● Input records:
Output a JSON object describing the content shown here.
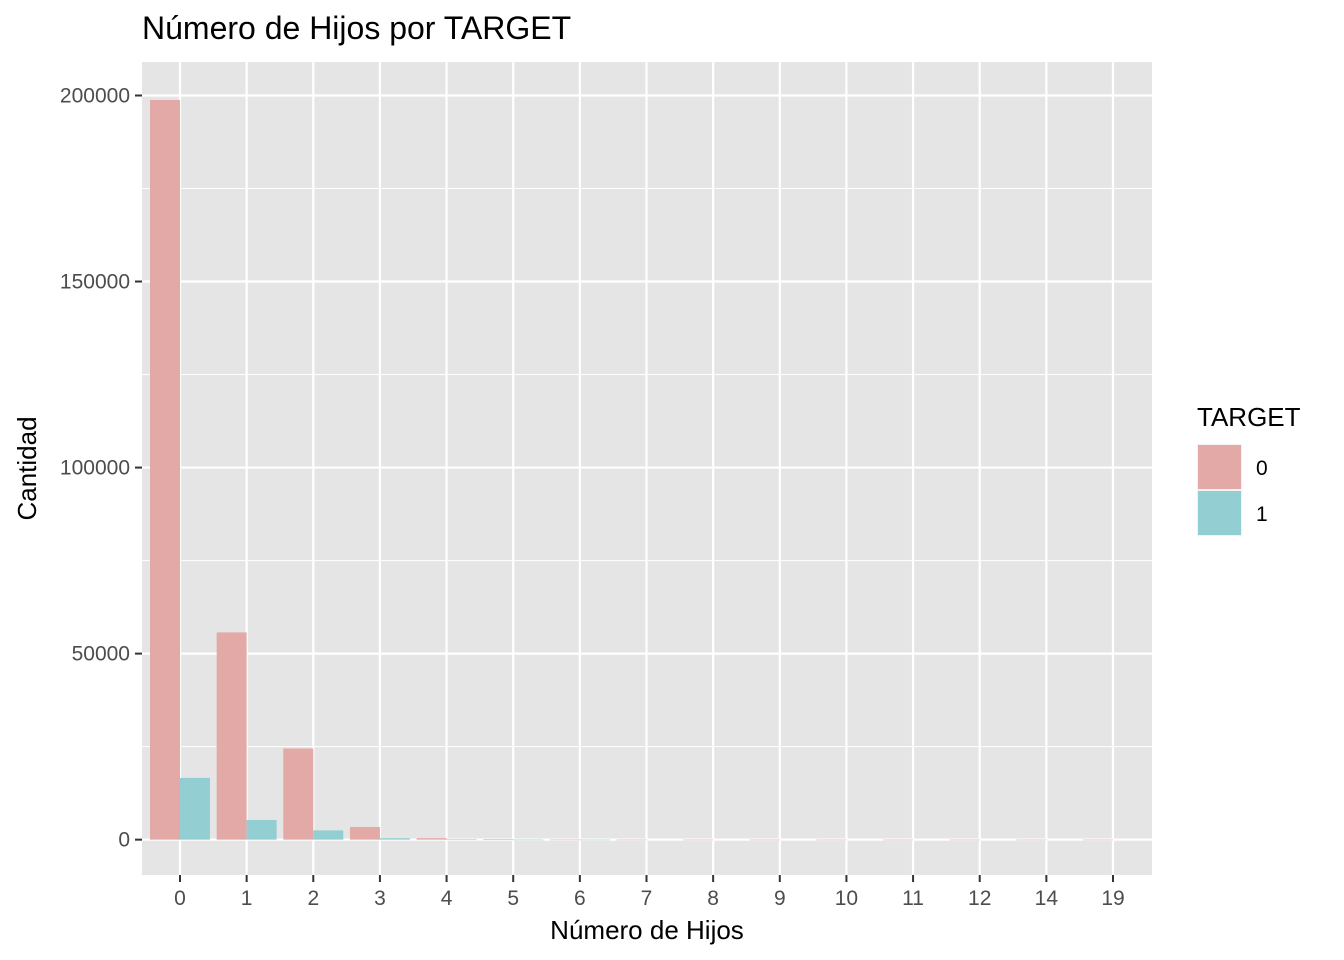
{
  "chart_data": {
    "type": "bar",
    "title": "Número de Hijos por TARGET",
    "xlabel": "Número de Hijos",
    "ylabel": "Cantidad",
    "categories": [
      "0",
      "1",
      "2",
      "3",
      "4",
      "5",
      "6",
      "7",
      "8",
      "9",
      "10",
      "11",
      "12",
      "14",
      "19"
    ],
    "series": [
      {
        "name": "0",
        "color": "#e2a9a6",
        "values": [
          198800,
          55700,
          24500,
          3400,
          400,
          80,
          20,
          7,
          2,
          2,
          2,
          1,
          2,
          3,
          2
        ]
      },
      {
        "name": "1",
        "color": "#93cfd2",
        "values": [
          16600,
          5300,
          2500,
          380,
          60,
          10,
          5,
          0,
          0,
          0,
          0,
          0,
          0,
          0,
          0
        ]
      }
    ],
    "ylim": [
      -9500,
      209000
    ],
    "yticks": [
      0,
      50000,
      100000,
      150000,
      200000
    ],
    "ytick_labels": [
      "0",
      "50000",
      "100000",
      "150000",
      "200000"
    ],
    "grid": true,
    "panel_background": "#e5e5e5",
    "grid_color": "#ffffff",
    "legend": {
      "title": "TARGET",
      "position": "right",
      "entries": [
        "0",
        "1"
      ]
    }
  }
}
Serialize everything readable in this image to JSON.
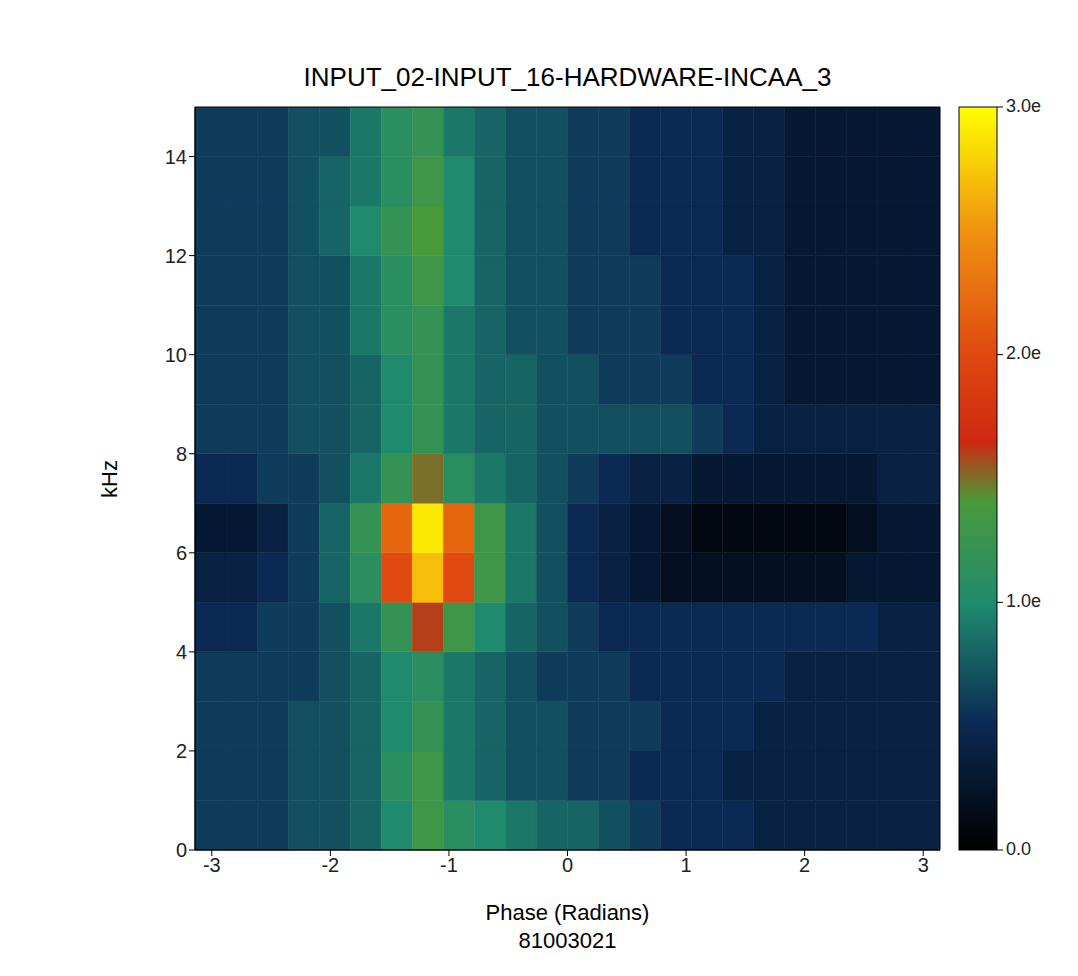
{
  "chart_data": {
    "type": "heatmap",
    "title": "INPUT_02-INPUT_16-HARDWARE-INCAA_3",
    "subtitle": "81003021",
    "x_label": "Phase (Radians)",
    "y_label": "kHz",
    "xlim": [
      -3.1416,
      3.1416
    ],
    "ylim": [
      0,
      15
    ],
    "xticks": [
      -3,
      -2,
      -1,
      0,
      1,
      2,
      3
    ],
    "yticks": [
      0,
      2,
      4,
      6,
      8,
      10,
      12,
      14
    ],
    "x_edges": [
      -3.1416,
      -2.8798,
      -2.618,
      -2.3562,
      -2.0944,
      -1.8326,
      -1.5708,
      -1.309,
      -1.0472,
      -0.7854,
      -0.5236,
      -0.2618,
      0,
      0.2618,
      0.5236,
      0.7854,
      1.0472,
      1.309,
      1.5708,
      1.8326,
      2.0944,
      2.3562,
      2.618,
      2.8798,
      3.1416
    ],
    "y_edges": [
      0,
      1,
      2,
      3,
      4,
      5,
      6,
      7,
      8,
      9,
      10,
      11,
      12,
      13,
      14,
      15
    ],
    "cells": [
      [
        0.6,
        0.6,
        0.6,
        0.7,
        0.7,
        0.8,
        1.0,
        1.3,
        1.1,
        1.0,
        0.9,
        0.8,
        0.8,
        0.7,
        0.6,
        0.5,
        0.5,
        0.5,
        0.4,
        0.4,
        0.4,
        0.4,
        0.4,
        0.4
      ],
      [
        0.6,
        0.6,
        0.6,
        0.7,
        0.7,
        0.8,
        1.1,
        1.3,
        0.9,
        0.8,
        0.7,
        0.7,
        0.6,
        0.6,
        0.5,
        0.5,
        0.5,
        0.4,
        0.4,
        0.4,
        0.4,
        0.4,
        0.4,
        0.4
      ],
      [
        0.6,
        0.6,
        0.6,
        0.7,
        0.7,
        0.8,
        1.0,
        1.2,
        0.9,
        0.8,
        0.7,
        0.7,
        0.6,
        0.6,
        0.6,
        0.5,
        0.5,
        0.5,
        0.4,
        0.4,
        0.4,
        0.4,
        0.4,
        0.4
      ],
      [
        0.6,
        0.6,
        0.6,
        0.6,
        0.7,
        0.8,
        1.0,
        1.1,
        0.9,
        0.8,
        0.7,
        0.6,
        0.6,
        0.6,
        0.5,
        0.5,
        0.5,
        0.5,
        0.5,
        0.4,
        0.4,
        0.4,
        0.4,
        0.4
      ],
      [
        0.5,
        0.5,
        0.6,
        0.6,
        0.7,
        0.9,
        1.2,
        1.6,
        1.3,
        1.0,
        0.8,
        0.7,
        0.6,
        0.5,
        0.5,
        0.5,
        0.5,
        0.5,
        0.5,
        0.5,
        0.5,
        0.5,
        0.4,
        0.4
      ],
      [
        0.4,
        0.4,
        0.5,
        0.6,
        0.8,
        1.1,
        2.0,
        2.7,
        2.0,
        1.3,
        0.9,
        0.7,
        0.5,
        0.4,
        0.3,
        0.2,
        0.2,
        0.2,
        0.2,
        0.2,
        0.2,
        0.3,
        0.3,
        0.3
      ],
      [
        0.3,
        0.3,
        0.4,
        0.6,
        0.8,
        1.2,
        2.2,
        2.9,
        2.2,
        1.3,
        0.9,
        0.7,
        0.5,
        0.4,
        0.3,
        0.2,
        0.1,
        0.1,
        0.1,
        0.1,
        0.1,
        0.2,
        0.3,
        0.3
      ],
      [
        0.5,
        0.5,
        0.6,
        0.6,
        0.7,
        0.9,
        1.2,
        1.5,
        1.1,
        0.9,
        0.8,
        0.7,
        0.6,
        0.5,
        0.4,
        0.4,
        0.3,
        0.3,
        0.3,
        0.3,
        0.3,
        0.3,
        0.4,
        0.4
      ],
      [
        0.6,
        0.6,
        0.6,
        0.7,
        0.7,
        0.8,
        1.0,
        1.2,
        0.9,
        0.8,
        0.8,
        0.7,
        0.7,
        0.7,
        0.7,
        0.7,
        0.6,
        0.5,
        0.4,
        0.4,
        0.4,
        0.4,
        0.4,
        0.4
      ],
      [
        0.6,
        0.6,
        0.6,
        0.7,
        0.7,
        0.8,
        1.0,
        1.2,
        0.9,
        0.8,
        0.8,
        0.7,
        0.7,
        0.6,
        0.6,
        0.6,
        0.5,
        0.5,
        0.4,
        0.3,
        0.3,
        0.3,
        0.3,
        0.3
      ],
      [
        0.6,
        0.6,
        0.6,
        0.7,
        0.7,
        0.9,
        1.1,
        1.2,
        0.9,
        0.8,
        0.7,
        0.7,
        0.6,
        0.6,
        0.6,
        0.5,
        0.5,
        0.5,
        0.4,
        0.3,
        0.3,
        0.3,
        0.3,
        0.3
      ],
      [
        0.6,
        0.6,
        0.6,
        0.7,
        0.7,
        0.9,
        1.1,
        1.3,
        1.0,
        0.8,
        0.7,
        0.7,
        0.6,
        0.6,
        0.6,
        0.5,
        0.5,
        0.5,
        0.4,
        0.3,
        0.3,
        0.3,
        0.3,
        0.3
      ],
      [
        0.6,
        0.6,
        0.6,
        0.7,
        0.8,
        1.0,
        1.2,
        1.4,
        1.0,
        0.8,
        0.7,
        0.7,
        0.6,
        0.6,
        0.5,
        0.5,
        0.5,
        0.4,
        0.4,
        0.3,
        0.3,
        0.3,
        0.3,
        0.3
      ],
      [
        0.6,
        0.6,
        0.6,
        0.7,
        0.8,
        0.9,
        1.1,
        1.3,
        1.0,
        0.8,
        0.7,
        0.7,
        0.6,
        0.6,
        0.5,
        0.5,
        0.5,
        0.4,
        0.4,
        0.3,
        0.3,
        0.3,
        0.3,
        0.3
      ],
      [
        0.6,
        0.6,
        0.6,
        0.7,
        0.7,
        0.9,
        1.1,
        1.2,
        0.9,
        0.8,
        0.7,
        0.7,
        0.6,
        0.6,
        0.5,
        0.5,
        0.5,
        0.4,
        0.4,
        0.3,
        0.3,
        0.3,
        0.3,
        0.3
      ]
    ],
    "colorbar": {
      "range": [
        0,
        3
      ],
      "ticks": [
        {
          "value": 0,
          "label": "0.0"
        },
        {
          "value": 1,
          "label": "1.0e"
        },
        {
          "value": 2,
          "label": "2.0e"
        },
        {
          "value": 3,
          "label": "3.0e"
        }
      ]
    }
  }
}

● Your task:
Track down every line with the word "Hijos" and copy it.

● Answer to the task:
    "title": "Número de Hijos por TARGET",
    "xlabel": "Número de Hijos",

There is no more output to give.